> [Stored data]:

^^^^

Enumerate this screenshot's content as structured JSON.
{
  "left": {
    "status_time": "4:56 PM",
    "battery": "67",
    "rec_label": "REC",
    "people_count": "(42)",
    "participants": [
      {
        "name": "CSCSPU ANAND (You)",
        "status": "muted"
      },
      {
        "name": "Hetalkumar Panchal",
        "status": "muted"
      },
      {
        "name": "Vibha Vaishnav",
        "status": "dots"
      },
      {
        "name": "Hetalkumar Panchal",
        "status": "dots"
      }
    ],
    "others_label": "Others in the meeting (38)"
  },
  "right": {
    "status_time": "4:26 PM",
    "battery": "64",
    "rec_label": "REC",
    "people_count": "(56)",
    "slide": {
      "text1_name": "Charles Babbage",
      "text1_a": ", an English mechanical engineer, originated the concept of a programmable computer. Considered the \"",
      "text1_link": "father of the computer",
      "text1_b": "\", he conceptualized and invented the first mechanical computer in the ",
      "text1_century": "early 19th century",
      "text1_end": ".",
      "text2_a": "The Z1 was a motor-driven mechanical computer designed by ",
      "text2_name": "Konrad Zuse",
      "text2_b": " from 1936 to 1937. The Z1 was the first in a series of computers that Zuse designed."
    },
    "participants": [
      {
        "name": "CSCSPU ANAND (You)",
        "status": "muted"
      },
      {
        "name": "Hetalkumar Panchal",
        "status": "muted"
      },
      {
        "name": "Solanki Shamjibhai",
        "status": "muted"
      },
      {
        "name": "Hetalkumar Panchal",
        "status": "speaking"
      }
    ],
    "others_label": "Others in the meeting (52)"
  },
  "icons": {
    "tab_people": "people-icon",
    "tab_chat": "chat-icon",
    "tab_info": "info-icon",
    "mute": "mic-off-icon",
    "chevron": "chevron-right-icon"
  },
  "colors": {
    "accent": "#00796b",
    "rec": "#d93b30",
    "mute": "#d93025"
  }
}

^^^^

> [Aim]:
Collect each line of the entries that has the word "designed", copying it in full.

> [Complete response]:
      "text2_a": "The Z1 was a motor-driven mechanical computer designed by ",
      "text2_b": " from 1936 to 1937. The Z1 was the first in a series of computers that Zuse designed."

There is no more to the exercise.